_Selected text_.

+++

In this blog post Best Practices for Loading and Saving PyTorch Weights in Production we will map out the practical ways to persist and restore your models without surprises. Whether you build models or manage teams shipping them, understanding how PyTorch saves weights is essential to reproducibility, speed, and safety.
At a high level, PyTorch models are just Python objects with tensors inside. You rarely want to serialize the whole object; you want the tensors that matter. This post explains the technology behind saving those tensors, shows safe patterns for training and inference, and highlights pitfalls that cause painful production bugs.
How PyTorch stores weights
PyTorch models expose a state_dict()
, a simple mapping of parameter names to tensors (and buffers like running means). This dict is what you should save and load. Under the hood, torch.save
and torch.load
use Python pickle to serialize and deserialize. That’s powerful but means:
- Never load checkpoints from untrusted sources. Pickle can execute arbitrary code.
- Prefer saving state_dicts or lightweight checkpoints, not entire model objects.
- For extra safety in newer PyTorch, use
weights_only=True
when loading compatible files.
The basic patterns you should use
1) Save only what you need
Save a compact checkpoint containing model weights and training state. This keeps files portable and easy to resume.
import torch
# Example: model, optimizer, and (optional) AMP scaler
checkpoint = {
"model": model.state_dict(),
"optimizer": optimizer.state_dict(),
# Save if you use mixed precision
"scaler": scaler.state_dict() if "scaler" in globals() else None,
"epoch": epoch,
"metrics": {"val_loss": val_loss, "val_acc": val_acc},
"pytorch_version": torch.__version__,
}
torch.save(checkpoint, "last.pth")
# For best model snapshot
torch.save(model.state_dict(), "best.pth")
Why two files? last.pth
helps you resume training. best.pth
freezes the best-performing weights for deployment.
2) Load safely on any device
Always map the loaded tensors to the device you plan to use, and use safe loading where available.
import torch
device = torch.device("cuda" if torch.cuda.is_available() else "cpu")
path = "last.pth"
# Safe-ish load (PyTorch >= 2.x supports weights_only). Falls back if older.
try:
ckpt = torch.load(path, map_location=device, weights_only=True)
except TypeError:
ckpt = torch.load(path, map_location=device)
model.load_state_dict(ckpt["model"]) # strict by default
optimizer.load_state_dict(ckpt["optimizer"]) # optional if only inferring
start_epoch = int(ckpt.get("epoch", -1)) + 1
print(f"Resuming at epoch {start_epoch}")
If you are loading best.pth
(weights only), do:
state = torch.load("best.pth", map_location=device)
model.load_state_dict(state)
Inference-only loading
For production inference you don’t need the optimizer or scaler. Keep it light and deterministic:
model.load_state_dict(torch.load("best.pth", map_location=device))
model.to(device)
model.eval()
with torch.no_grad():
outputs = model(inputs.to(device))
Saving the best vs the latest
Track validation metrics and capture two artifacts:
- Latest checkpoint for resume (
last.pth
). - Best weights for deployment (
best.pth
).

+++

_Dataset extract_.
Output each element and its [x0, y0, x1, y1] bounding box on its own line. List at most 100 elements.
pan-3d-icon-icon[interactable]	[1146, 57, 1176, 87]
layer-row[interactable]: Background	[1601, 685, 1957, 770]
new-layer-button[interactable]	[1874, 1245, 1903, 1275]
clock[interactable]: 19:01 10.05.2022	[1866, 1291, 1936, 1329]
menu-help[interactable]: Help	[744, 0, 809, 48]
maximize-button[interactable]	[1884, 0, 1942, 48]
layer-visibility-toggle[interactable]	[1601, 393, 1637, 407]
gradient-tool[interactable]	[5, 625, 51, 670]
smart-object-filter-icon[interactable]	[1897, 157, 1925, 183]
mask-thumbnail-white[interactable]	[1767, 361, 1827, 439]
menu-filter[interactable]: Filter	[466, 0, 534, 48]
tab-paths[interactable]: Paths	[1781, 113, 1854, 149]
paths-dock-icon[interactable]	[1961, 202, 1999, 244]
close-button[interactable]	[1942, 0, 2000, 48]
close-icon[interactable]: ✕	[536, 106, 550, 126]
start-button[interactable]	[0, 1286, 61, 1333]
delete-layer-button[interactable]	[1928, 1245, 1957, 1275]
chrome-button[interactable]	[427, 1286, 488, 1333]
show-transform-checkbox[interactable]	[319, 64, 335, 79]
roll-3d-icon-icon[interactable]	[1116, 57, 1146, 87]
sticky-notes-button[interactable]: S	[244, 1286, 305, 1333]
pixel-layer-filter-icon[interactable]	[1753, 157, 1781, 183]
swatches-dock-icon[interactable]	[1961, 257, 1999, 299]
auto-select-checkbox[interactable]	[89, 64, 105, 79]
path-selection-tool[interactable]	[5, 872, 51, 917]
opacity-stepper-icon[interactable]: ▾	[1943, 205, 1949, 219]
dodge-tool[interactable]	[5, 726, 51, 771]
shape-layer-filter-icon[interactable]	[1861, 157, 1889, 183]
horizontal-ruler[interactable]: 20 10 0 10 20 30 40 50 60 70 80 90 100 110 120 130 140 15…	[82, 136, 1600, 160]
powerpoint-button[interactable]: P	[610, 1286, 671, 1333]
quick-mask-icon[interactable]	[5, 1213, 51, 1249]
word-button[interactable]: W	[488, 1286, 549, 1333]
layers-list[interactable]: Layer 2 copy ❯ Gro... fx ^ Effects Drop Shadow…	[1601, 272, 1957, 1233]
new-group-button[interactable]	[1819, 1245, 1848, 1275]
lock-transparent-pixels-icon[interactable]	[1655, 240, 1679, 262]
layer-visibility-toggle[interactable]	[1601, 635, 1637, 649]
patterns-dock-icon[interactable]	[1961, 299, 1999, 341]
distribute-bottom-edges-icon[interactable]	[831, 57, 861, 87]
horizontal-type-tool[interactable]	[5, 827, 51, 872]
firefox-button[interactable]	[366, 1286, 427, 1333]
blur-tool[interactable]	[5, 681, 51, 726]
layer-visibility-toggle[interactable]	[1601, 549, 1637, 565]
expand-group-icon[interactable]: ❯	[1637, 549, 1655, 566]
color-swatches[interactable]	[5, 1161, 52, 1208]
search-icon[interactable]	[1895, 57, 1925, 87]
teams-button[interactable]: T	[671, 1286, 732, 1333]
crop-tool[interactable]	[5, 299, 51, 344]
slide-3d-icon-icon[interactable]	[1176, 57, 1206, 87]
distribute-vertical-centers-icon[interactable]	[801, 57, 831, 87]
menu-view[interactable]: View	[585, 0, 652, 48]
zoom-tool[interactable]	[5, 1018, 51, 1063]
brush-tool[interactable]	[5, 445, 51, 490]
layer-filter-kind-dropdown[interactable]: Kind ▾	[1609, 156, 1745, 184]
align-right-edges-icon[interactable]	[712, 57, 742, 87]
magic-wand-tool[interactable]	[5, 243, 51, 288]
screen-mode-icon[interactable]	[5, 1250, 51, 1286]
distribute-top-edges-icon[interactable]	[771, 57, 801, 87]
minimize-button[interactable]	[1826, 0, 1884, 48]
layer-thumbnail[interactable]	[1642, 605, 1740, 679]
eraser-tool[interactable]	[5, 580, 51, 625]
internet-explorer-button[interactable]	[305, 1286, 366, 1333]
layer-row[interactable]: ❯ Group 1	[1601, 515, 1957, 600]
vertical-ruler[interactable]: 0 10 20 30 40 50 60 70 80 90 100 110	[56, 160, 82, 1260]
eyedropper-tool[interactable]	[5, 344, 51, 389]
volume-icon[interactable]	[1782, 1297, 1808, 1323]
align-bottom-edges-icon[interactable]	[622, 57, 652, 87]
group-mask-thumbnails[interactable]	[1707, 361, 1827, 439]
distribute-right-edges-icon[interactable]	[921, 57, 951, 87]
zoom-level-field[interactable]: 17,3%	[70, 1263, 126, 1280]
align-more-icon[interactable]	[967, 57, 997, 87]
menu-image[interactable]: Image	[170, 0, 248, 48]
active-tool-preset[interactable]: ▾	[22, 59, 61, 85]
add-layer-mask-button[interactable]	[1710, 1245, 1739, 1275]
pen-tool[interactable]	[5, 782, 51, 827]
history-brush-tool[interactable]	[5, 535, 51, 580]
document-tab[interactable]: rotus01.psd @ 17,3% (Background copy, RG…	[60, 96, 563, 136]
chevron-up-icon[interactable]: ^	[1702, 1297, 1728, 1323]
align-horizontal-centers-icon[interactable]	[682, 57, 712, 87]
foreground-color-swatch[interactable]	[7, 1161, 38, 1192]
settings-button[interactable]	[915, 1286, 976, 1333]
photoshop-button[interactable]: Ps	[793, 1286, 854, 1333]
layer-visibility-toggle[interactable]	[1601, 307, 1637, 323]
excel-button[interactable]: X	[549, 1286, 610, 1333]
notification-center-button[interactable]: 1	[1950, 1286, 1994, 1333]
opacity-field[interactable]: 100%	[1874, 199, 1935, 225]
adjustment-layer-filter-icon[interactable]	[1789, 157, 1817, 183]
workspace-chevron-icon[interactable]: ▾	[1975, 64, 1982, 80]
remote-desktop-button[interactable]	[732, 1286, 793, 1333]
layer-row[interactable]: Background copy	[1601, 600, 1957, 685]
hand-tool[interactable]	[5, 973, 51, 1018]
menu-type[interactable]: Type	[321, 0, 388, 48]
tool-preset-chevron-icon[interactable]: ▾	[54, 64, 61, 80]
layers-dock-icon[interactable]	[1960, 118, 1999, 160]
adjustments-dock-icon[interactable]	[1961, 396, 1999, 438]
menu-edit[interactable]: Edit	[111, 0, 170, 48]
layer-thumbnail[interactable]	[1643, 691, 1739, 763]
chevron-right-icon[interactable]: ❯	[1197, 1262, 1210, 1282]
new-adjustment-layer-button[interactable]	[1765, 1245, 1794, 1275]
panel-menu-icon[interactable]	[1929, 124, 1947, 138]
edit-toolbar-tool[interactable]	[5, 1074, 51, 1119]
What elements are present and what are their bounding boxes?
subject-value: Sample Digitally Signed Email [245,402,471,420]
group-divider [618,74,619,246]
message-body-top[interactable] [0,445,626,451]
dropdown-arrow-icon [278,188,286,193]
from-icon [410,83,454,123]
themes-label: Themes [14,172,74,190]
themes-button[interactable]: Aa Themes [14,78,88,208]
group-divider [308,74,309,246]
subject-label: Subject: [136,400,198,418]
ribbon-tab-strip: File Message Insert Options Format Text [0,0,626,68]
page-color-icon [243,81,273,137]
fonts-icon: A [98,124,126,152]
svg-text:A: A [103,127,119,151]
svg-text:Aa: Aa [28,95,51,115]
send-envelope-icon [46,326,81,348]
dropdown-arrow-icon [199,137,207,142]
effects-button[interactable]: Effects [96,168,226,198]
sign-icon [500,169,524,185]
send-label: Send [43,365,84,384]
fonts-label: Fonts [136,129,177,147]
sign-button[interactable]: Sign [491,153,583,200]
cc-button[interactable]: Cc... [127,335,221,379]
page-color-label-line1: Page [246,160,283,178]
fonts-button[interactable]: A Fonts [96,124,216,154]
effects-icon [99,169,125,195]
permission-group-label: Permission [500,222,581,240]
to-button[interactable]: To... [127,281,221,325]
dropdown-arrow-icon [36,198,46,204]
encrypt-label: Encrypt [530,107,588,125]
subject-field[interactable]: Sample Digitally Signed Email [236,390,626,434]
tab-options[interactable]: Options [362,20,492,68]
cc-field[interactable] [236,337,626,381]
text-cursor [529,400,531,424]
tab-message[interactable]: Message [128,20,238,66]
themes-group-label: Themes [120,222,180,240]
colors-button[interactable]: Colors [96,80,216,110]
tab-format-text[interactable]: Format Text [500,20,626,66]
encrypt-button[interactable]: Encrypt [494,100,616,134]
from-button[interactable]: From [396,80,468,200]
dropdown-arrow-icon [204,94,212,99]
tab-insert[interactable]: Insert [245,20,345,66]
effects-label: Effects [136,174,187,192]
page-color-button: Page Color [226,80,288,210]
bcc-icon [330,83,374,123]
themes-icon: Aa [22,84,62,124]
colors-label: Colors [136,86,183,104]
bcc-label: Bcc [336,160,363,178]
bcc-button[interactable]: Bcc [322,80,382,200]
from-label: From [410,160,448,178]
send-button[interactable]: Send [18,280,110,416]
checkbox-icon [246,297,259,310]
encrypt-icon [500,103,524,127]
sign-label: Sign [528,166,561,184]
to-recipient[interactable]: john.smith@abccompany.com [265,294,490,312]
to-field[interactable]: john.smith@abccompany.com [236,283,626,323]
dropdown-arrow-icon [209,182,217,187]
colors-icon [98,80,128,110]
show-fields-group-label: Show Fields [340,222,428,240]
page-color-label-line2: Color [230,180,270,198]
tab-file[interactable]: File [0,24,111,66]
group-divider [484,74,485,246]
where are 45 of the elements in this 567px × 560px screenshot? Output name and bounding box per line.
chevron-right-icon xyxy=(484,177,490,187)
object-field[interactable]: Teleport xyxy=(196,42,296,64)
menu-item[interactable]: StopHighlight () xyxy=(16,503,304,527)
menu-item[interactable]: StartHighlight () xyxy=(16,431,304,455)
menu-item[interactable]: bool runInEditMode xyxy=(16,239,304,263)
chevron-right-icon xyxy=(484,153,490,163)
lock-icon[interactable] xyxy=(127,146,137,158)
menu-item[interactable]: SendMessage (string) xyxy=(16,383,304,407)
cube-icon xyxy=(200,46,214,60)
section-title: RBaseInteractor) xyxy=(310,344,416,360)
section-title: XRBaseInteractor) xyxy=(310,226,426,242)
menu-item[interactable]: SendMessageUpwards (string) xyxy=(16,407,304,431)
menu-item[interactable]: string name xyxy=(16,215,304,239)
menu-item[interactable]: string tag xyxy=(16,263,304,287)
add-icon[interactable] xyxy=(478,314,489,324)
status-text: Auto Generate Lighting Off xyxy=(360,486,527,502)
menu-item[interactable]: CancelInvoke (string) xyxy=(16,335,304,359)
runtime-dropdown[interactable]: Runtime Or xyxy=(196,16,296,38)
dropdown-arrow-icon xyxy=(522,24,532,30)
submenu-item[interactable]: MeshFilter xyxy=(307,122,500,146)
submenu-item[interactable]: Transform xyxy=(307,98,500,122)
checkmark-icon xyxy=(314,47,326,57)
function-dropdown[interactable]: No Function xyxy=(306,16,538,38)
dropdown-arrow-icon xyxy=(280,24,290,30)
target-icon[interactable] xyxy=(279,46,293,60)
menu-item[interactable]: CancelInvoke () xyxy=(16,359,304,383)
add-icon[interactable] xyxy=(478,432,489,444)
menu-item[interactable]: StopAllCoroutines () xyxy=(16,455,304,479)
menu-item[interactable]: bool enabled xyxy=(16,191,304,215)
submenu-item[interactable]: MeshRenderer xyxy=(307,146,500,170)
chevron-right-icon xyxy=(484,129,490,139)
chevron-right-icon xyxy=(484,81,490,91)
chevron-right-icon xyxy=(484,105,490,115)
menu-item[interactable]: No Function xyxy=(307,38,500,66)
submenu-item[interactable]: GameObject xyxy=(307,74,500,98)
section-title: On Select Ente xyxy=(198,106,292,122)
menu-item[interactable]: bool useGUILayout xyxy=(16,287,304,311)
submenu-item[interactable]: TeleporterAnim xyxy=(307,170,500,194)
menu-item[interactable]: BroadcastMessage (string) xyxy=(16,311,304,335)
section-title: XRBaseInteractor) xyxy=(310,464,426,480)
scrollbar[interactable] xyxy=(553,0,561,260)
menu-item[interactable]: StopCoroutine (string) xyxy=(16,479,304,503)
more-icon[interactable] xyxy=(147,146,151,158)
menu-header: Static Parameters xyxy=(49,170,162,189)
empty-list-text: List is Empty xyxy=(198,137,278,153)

+++

_Work to complete_.
• 1. Reproduce the passage of the post on saving PyTorch weights from "# For best model" up to and including "weights for deployment.".
• 2. Pick up the post on saving PyTorch weights after its last line and keep writing it.
The entries are separate from the post on saving PyTorch weights.

_Exercise results_.
• 1.
# For best model snapshot
torch.save(model.state_dict(), "best.pth")
Why two files? last.pth
helps you resume training. best.pth
freezes the best-performing weights for deployment.

• 2.
if val_loss < best_val_loss:
best_val_loss = val_loss
torch.save(model.state_dict(), "best.pth")
torch.save({
"model": model.state_dict(),
"optimizer": optimizer.state_dict(),
"epoch": epoch,
}, "last.pth")
Transfer learning and partial loads
When your architecture changes (e.g., you swap a classification head), load what matches and ignore the rest:
state = torch.load("pretrained_backbone.pth", map_location="cpu")
# Load non-strictly
incompat = model.load_state_dict(state, strict=False)
print("Missing:", incompat.missing_keys)
print("Unexpected:", incompat.unexpected_keys)
strict=False
is perfect for transfer learning: shared layers load weights; new layers start fresh.
Distributed and DataParallel quirks
If you saved weights from nn.DataParallel
or some DistributedDataParallel
setups, parameter names may have a "module."
prefix. Strip it when loading into a non-wrapped model:
from collections import OrderedDict
raw_state = torch.load("ddp_model.pth", map_location="cpu")
new_state = OrderedDict()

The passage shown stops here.